*What needs to be done*.
Every entry must be echoed exactly.
-- begin --
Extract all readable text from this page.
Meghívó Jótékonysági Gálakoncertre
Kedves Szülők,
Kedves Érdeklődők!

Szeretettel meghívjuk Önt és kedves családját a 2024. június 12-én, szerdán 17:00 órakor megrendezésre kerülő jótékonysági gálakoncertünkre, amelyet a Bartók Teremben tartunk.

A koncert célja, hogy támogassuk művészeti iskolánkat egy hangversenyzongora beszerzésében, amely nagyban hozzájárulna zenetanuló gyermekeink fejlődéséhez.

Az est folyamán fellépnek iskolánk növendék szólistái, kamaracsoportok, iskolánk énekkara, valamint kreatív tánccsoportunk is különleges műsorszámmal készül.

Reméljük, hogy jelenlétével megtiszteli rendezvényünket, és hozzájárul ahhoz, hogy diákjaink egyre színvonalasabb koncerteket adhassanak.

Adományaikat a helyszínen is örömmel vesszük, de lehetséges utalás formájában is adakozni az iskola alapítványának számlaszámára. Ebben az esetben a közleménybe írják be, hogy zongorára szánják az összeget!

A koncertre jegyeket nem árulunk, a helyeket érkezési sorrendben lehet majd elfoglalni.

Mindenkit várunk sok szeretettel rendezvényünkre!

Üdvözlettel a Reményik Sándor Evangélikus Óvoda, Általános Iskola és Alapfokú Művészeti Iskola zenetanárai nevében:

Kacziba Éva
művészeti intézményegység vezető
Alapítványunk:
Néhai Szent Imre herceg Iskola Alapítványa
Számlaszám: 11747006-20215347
-- end --
*Result for this exercise*.
Extract all readable text from this page.
Meghívó Jótékonysági Gálakoncertre
Kedves Szülők,
Kedves Érdeklődők!

Szeretettel meghívjuk Önt és kedves családját a 2024. június 12-én, szerdán 17:00 órakor megrendezésre kerülő jótékonysági gálakoncertünkre, amelyet a Bartók Teremben tartunk.

A koncert célja, hogy támogassuk művészeti iskolánkat egy hangversenyzongora beszerzésében, amely nagyban hozzájárulna zenetanuló gyermekeink fejlődéséhez.

Az est folyamán fellépnek iskolánk növendék szólistái, kamaracsoportok, iskolánk énekkara, valamint kreatív tánccsoportunk is különleges műsorszámmal készül.

Reméljük, hogy jelenlétével megtiszteli rendezvényünket, és hozzájárul ahhoz, hogy diákjaink egyre színvonalasabb koncerteket adhassanak.

Adományaikat a helyszínen is örömmel vesszük, de lehetséges utalás formájában is adakozni az iskola alapítványának számlaszámára. Ebben az esetben a közleménybe írják be, hogy zongorára szánják az összeget!

A koncertre jegyeket nem árulunk, a helyeket érkezési sorrendben lehet majd elfoglalni.

Mindenkit várunk sok szeretettel rendezvényünkre!

Üdvözlettel a Reményik Sándor Evangélikus Óvoda, Általános Iskola és Alapfokú Művészeti Iskola zenetanárai nevében:

Kacziba Éva
művészeti intézményegység vezető
Alapítványunk:
Néhai Szent Imre herceg Iskola Alapítványa
Számlaszám: 11747006-20215347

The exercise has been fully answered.